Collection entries
┄┄┄┄┄┄┄┄┄┄┄┄┄┄┄┄┄┄┄┄

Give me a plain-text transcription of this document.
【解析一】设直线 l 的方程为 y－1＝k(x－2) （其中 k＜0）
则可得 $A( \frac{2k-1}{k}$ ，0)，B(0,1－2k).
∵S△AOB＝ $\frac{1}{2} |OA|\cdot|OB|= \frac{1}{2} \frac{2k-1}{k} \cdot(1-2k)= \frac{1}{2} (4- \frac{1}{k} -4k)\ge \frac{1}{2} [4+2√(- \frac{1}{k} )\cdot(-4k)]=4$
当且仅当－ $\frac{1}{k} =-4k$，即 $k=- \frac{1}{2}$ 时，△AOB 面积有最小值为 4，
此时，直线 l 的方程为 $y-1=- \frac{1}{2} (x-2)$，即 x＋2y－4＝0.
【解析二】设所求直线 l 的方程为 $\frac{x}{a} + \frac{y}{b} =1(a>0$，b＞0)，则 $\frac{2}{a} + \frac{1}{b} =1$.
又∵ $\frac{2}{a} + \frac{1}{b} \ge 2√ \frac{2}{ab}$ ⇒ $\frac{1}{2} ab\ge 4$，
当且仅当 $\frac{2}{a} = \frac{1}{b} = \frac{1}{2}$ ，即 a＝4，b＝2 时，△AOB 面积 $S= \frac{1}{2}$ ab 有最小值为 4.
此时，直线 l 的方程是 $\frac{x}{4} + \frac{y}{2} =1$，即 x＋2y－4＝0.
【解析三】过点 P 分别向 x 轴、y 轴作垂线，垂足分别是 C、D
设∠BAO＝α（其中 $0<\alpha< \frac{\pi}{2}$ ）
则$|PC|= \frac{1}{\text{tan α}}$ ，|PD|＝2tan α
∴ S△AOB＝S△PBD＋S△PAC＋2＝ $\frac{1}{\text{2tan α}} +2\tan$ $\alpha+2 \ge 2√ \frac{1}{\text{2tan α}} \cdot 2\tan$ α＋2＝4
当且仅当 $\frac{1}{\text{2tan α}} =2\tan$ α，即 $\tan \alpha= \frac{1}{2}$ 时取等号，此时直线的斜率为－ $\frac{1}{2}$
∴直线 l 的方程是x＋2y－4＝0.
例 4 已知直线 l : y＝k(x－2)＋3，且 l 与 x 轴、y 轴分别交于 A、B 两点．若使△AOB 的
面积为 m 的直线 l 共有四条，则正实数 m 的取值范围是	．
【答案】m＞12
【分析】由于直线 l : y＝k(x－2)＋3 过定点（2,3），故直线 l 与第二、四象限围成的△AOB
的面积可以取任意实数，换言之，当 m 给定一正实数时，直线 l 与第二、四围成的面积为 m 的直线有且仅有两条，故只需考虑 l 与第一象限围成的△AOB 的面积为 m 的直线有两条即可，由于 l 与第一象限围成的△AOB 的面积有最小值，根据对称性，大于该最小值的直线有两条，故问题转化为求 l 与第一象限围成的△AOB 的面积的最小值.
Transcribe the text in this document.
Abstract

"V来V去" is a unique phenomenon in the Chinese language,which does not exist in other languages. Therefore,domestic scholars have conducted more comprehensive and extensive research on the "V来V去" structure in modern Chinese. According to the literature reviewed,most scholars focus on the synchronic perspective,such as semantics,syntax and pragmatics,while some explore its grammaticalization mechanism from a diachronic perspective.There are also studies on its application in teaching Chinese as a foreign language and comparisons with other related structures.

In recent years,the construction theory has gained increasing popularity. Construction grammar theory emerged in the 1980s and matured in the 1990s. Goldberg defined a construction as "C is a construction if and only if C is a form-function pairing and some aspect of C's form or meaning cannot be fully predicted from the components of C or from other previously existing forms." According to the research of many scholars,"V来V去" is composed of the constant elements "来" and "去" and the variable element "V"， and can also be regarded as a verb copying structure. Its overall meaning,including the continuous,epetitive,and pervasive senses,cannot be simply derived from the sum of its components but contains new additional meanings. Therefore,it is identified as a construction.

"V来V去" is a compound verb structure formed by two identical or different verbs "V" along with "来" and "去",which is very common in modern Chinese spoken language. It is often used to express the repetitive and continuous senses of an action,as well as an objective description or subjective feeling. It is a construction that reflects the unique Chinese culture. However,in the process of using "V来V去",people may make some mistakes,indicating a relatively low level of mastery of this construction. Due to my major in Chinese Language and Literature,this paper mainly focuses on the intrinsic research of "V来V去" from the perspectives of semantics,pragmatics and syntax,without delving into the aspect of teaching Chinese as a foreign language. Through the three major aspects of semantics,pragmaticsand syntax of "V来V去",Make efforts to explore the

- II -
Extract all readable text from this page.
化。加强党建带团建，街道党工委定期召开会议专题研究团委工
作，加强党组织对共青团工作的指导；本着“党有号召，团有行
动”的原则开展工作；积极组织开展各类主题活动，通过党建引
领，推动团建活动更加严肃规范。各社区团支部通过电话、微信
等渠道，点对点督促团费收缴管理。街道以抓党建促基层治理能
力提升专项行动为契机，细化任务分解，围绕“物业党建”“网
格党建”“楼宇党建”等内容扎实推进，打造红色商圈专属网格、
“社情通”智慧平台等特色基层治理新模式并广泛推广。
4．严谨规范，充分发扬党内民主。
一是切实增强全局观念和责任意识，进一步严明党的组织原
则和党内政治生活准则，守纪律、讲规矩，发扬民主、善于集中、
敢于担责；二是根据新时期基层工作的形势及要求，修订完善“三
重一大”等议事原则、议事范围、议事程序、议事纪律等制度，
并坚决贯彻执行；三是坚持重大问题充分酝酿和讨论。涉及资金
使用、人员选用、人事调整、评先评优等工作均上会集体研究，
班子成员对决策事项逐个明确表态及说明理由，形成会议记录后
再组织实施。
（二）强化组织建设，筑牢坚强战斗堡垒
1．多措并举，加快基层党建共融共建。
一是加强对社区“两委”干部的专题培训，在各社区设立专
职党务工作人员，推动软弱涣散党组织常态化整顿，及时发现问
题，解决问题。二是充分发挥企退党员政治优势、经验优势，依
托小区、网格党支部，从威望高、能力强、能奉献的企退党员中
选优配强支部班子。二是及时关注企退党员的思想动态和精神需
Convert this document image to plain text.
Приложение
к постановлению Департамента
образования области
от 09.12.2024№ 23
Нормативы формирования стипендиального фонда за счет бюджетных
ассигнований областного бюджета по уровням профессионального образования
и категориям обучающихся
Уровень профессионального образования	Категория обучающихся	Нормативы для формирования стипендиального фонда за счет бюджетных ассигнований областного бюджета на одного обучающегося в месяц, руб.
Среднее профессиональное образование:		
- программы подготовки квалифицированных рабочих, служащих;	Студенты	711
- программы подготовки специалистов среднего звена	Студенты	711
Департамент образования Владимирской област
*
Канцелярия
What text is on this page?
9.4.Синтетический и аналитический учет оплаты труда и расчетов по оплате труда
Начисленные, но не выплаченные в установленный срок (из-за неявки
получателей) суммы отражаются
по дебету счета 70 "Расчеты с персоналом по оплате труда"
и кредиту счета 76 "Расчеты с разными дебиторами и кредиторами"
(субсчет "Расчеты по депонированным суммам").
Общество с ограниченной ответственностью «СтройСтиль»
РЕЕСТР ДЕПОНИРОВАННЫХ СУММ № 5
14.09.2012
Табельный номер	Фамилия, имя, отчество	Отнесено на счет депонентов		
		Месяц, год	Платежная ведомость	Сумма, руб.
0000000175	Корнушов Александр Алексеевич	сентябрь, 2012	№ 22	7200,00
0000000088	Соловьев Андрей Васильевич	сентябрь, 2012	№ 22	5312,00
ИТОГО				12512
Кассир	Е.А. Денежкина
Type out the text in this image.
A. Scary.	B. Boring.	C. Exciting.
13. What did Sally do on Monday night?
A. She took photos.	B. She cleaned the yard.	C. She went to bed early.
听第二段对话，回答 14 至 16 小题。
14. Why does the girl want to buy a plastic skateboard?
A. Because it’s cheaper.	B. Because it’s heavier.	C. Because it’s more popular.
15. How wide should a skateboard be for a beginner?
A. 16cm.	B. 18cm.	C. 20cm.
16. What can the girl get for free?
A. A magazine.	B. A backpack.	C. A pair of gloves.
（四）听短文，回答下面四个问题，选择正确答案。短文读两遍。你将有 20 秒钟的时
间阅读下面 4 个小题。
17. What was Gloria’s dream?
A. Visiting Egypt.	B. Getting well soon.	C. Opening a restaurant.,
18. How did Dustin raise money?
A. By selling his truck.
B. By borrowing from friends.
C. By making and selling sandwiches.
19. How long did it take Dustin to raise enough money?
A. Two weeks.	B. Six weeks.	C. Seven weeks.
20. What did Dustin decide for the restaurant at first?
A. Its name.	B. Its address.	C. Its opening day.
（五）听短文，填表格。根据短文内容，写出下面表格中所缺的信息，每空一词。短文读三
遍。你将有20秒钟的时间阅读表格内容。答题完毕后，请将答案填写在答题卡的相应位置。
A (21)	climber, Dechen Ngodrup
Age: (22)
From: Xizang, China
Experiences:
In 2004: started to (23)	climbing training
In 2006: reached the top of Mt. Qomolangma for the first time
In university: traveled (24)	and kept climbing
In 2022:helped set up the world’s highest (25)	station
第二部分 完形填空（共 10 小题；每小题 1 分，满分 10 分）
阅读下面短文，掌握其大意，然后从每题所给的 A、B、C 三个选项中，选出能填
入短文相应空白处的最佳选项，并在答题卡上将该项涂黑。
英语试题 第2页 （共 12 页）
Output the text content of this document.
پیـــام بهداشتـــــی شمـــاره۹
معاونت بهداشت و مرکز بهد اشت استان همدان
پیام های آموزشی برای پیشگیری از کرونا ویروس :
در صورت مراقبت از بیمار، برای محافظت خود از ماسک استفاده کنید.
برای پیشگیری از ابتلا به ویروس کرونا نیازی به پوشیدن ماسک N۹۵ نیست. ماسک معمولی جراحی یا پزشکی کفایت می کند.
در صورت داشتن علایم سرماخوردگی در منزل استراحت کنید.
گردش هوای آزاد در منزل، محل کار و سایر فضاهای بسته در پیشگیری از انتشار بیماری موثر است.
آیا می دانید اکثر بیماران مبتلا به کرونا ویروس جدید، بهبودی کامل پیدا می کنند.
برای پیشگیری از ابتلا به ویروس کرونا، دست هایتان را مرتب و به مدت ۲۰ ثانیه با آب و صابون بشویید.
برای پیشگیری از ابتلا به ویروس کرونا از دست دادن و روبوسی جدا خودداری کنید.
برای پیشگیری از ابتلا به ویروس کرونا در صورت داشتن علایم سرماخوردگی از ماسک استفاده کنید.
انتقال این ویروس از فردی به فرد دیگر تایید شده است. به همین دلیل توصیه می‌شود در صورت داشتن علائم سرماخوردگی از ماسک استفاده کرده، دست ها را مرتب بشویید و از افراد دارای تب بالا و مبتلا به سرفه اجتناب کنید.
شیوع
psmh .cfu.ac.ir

┄┄┄┄┄┄┄┄┄┄┄┄┄┄┄┄┄┄┄┄

How many lines of the data contain the word "girl"? Answer with the number alone.

REPLY: 2